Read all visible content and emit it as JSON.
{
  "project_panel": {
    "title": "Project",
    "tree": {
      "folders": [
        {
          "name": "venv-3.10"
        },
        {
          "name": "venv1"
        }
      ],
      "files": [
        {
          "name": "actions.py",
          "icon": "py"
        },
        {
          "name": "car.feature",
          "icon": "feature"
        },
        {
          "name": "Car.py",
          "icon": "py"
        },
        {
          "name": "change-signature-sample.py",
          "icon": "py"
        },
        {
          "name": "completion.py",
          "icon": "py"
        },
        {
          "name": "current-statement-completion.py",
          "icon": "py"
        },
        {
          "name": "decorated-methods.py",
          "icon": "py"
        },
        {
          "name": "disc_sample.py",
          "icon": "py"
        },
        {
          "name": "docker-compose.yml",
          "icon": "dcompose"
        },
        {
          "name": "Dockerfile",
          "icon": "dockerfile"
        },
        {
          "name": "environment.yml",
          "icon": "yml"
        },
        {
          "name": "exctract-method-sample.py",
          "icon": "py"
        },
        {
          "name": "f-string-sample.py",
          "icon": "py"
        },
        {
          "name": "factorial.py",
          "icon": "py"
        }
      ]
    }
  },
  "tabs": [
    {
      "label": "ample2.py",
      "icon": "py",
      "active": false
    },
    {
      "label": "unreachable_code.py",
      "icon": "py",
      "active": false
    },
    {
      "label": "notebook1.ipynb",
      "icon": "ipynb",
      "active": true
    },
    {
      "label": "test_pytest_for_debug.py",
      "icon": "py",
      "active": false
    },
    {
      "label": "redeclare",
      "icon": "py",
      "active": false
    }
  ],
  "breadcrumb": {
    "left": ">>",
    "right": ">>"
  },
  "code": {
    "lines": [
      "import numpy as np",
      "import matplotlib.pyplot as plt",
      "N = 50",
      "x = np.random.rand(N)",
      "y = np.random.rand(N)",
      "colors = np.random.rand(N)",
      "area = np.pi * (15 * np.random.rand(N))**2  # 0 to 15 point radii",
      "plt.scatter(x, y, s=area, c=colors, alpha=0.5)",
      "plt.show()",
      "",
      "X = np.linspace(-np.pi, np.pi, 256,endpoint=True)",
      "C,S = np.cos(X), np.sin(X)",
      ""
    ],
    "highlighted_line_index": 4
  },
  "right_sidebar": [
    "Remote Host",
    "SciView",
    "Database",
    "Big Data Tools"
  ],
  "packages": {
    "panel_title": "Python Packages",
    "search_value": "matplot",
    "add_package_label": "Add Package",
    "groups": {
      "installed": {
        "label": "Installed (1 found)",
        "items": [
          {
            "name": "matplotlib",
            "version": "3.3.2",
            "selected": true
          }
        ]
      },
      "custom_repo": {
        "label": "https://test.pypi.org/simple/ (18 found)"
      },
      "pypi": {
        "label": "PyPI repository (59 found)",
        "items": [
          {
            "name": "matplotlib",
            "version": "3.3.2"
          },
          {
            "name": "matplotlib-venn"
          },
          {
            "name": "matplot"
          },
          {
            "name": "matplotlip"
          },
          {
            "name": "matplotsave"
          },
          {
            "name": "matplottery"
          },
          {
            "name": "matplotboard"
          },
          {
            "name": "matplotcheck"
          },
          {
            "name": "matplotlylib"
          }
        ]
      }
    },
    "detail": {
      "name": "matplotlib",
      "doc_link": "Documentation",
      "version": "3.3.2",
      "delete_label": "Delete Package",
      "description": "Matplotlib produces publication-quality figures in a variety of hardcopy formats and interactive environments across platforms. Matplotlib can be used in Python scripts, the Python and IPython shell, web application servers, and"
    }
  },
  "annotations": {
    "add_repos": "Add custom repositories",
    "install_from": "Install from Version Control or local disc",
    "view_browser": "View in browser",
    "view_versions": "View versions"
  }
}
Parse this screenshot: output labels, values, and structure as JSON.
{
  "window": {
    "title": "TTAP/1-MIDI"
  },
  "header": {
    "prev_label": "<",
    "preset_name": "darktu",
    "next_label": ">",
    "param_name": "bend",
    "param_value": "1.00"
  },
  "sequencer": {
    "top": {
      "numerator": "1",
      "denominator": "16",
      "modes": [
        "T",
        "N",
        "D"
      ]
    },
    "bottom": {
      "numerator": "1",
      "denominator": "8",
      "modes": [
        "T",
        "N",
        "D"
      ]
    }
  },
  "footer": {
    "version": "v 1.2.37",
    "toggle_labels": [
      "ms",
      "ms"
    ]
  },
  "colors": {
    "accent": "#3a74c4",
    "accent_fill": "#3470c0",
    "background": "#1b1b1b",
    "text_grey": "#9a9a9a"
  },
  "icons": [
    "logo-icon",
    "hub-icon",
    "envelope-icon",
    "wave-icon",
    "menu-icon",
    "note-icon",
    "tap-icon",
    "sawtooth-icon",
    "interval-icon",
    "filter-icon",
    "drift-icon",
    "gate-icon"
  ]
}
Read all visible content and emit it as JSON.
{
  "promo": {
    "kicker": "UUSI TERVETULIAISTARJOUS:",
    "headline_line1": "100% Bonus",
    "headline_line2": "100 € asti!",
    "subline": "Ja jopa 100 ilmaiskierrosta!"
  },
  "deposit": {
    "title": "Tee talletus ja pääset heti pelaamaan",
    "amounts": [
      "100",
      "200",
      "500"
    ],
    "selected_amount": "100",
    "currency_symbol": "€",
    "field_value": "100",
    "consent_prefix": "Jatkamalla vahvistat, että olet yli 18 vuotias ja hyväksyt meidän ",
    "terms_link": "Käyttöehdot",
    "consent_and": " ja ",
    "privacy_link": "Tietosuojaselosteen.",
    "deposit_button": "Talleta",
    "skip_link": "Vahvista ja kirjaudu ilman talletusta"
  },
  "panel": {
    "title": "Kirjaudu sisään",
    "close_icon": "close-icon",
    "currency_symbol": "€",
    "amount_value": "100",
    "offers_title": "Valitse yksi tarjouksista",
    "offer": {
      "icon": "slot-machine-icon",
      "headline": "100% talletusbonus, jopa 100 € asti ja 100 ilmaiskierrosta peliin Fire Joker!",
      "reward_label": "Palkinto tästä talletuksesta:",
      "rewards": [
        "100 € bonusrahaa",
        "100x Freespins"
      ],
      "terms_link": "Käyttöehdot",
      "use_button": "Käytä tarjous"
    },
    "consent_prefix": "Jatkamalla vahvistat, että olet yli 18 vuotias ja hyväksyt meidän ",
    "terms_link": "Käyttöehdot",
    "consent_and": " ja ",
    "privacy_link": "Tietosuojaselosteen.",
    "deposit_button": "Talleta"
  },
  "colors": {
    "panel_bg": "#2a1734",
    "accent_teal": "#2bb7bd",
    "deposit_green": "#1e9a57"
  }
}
====
◆ **Task directions**
Extract all of the data shown above without alteration.

◆ **Solution to the exercise**
Read all visible content and emit it as JSON.
{
  "project_panel": {
    "title": "Project",
    "tree": {
      "folders": [
        {
          "name": "venv-3.10"
        },
        {
          "name": "venv1"
        }
      ],
      "files": [
        {
          "name": "actions.py",
          "icon": "py"
        },
        {
          "name": "car.feature",
          "icon": "feature"
        },
        {
          "name": "Car.py",
          "icon": "py"
        },
        {
          "name": "change-signature-sample.py",
          "icon": "py"
        },
        {
          "name": "completion.py",
          "icon": "py"
        },
        {
          "name": "current-statement-completion.py",
          "icon": "py"
        },
        {
          "name": "decorated-methods.py",
          "icon": "py"
        },
        {
          "name": "disc_sample.py",
          "icon": "py"
        },
        {
          "name": "docker-compose.yml",
          "icon": "dcompose"
        },
        {
          "name": "Dockerfile",
          "icon": "dockerfile"
        },
        {
          "name": "environment.yml",
          "icon": "yml"
        },
        {
          "name": "exctract-method-sample.py",
          "icon": "py"
        },
        {
          "name": "f-string-sample.py",
          "icon": "py"
        },
        {
          "name": "factorial.py",
          "icon": "py"
        }
      ]
    }
  },
  "tabs": [
    {
      "label": "ample2.py",
      "icon": "py",
      "active": false
    },
    {
      "label": "unreachable_code.py",
      "icon": "py",
      "active": false
    },
    {
      "label": "notebook1.ipynb",
      "icon": "ipynb",
      "active": true
    },
    {
      "label": "test_pytest_for_debug.py",
      "icon": "py",
      "active": false
    },
    {
      "label": "redeclare",
      "icon": "py",
      "active": false
    }
  ],
  "breadcrumb": {
    "left": ">>",
    "right": ">>"
  },
  "code": {
    "lines": [
      "import numpy as np",
      "import matplotlib.pyplot as plt",
      "N = 50",
      "x = np.random.rand(N)",
      "y = np.random.rand(N)",
      "colors = np.random.rand(N)",
      "area = np.pi * (15 * np.random.rand(N))**2  # 0 to 15 point radii",
      "plt.scatter(x, y, s=area, c=colors, alpha=0.5)",
      "plt.show()",
      "",
      "X = np.linspace(-np.pi, np.pi, 256,endpoint=True)",
      "C,S = np.cos(X), np.sin(X)",
      ""
    ],
    "highlighted_line_index": 4
  },
  "right_sidebar": [
    "Remote Host",
    "SciView",
    "Database",
    "Big Data Tools"
  ],
  "packages": {
    "panel_title": "Python Packages",
    "search_value": "matplot",
    "add_package_label": "Add Package",
    "groups": {
      "installed": {
        "label": "Installed (1 found)",
        "items": [
          {
            "name": "matplotlib",
            "version": "3.3.2",
            "selected": true
          }
        ]
      },
      "custom_repo": {
        "label": "https://test.pypi.org/simple/ (18 found)"
      },
      "pypi": {
        "label": "PyPI repository (59 found)",
        "items": [
          {
            "name": "matplotlib",
            "version": "3.3.2"
          },
          {
            "name": "matplotlib-venn"
          },
          {
            "name": "matplot"
          },
          {
            "name": "matplotlip"
          },
          {
            "name": "matplotsave"
          },
          {
            "name": "matplottery"
          },
          {
            "name": "matplotboard"
          },
          {
            "name": "matplotcheck"
          },
          {
            "name": "matplotlylib"
          }
        ]
      }
    },
    "detail": {
      "name": "matplotlib",
      "doc_link": "Documentation",
      "version": "3.3.2",
      "delete_label": "Delete Package",
      "description": "Matplotlib produces publication-quality figures in a variety of hardcopy formats and interactive environments across platforms. Matplotlib can be used in Python scripts, the Python and IPython shell, web application servers, and"
    }
  },
  "annotations": {
    "add_repos": "Add custom repositories",
    "install_from": "Install from Version Control or local disc",
    "view_browser": "View in browser",
    "view_versions": "View versions"
  }
}
Parse this screenshot: output labels, values, and structure as JSON.
{
  "window": {
    "title": "TTAP/1-MIDI"
  },
  "header": {
    "prev_label": "<",
    "preset_name": "darktu",
    "next_label": ">",
    "param_name": "bend",
    "param_value": "1.00"
  },
  "sequencer": {
    "top": {
      "numerator": "1",
      "denominator": "16",
      "modes": [
        "T",
        "N",
        "D"
      ]
    },
    "bottom": {
      "numerator": "1",
      "denominator": "8",
      "modes": [
        "T",
        "N",
        "D"
      ]
    }
  },
  "footer": {
    "version": "v 1.2.37",
    "toggle_labels": [
      "ms",
      "ms"
    ]
  },
  "colors": {
    "accent": "#3a74c4",
    "accent_fill": "#3470c0",
    "background": "#1b1b1b",
    "text_grey": "#9a9a9a"
  },
  "icons": [
    "logo-icon",
    "hub-icon",
    "envelope-icon",
    "wave-icon",
    "menu-icon",
    "note-icon",
    "tap-icon",
    "sawtooth-icon",
    "interval-icon",
    "filter-icon",
    "drift-icon",
    "gate-icon"
  ]
}
Read all visible content and emit it as JSON.
{
  "promo": {
    "kicker": "UUSI TERVETULIAISTARJOUS:",
    "headline_line1": "100% Bonus",
    "headline_line2": "100 € asti!",
    "subline": "Ja jopa 100 ilmaiskierrosta!"
  },
  "deposit": {
    "title": "Tee talletus ja pääset heti pelaamaan",
    "amounts": [
      "100",
      "200",
      "500"
    ],
    "selected_amount": "100",
    "currency_symbol": "€",
    "field_value": "100",
    "consent_prefix": "Jatkamalla vahvistat, että olet yli 18 vuotias ja hyväksyt meidän ",
    "terms_link": "Käyttöehdot",
    "consent_and": " ja ",
    "privacy_link": "Tietosuojaselosteen.",
    "deposit_button": "Talleta",
    "skip_link": "Vahvista ja kirjaudu ilman talletusta"
  },
  "panel": {
    "title": "Kirjaudu sisään",
    "close_icon": "close-icon",
    "currency_symbol": "€",
    "amount_value": "100",
    "offers_title": "Valitse yksi tarjouksista",
    "offer": {
      "icon": "slot-machine-icon",
      "headline": "100% talletusbonus, jopa 100 € asti ja 100 ilmaiskierrosta peliin Fire Joker!",
      "reward_label": "Palkinto tästä talletuksesta:",
      "rewards": [
        "100 € bonusrahaa",
        "100x Freespins"
      ],
      "terms_link": "Käyttöehdot",
      "use_button": "Käytä tarjous"
    },
    "consent_prefix": "Jatkamalla vahvistat, että olet yli 18 vuotias ja hyväksyt meidän ",
    "terms_link": "Käyttöehdot",
    "consent_and": " ja ",
    "privacy_link": "Tietosuojaselosteen.",
    "deposit_button": "Talleta"
  },
  "colors": {
    "panel_bg": "#2a1734",
    "accent_teal": "#2bb7bd",
    "deposit_green": "#1e9a57"
  }
}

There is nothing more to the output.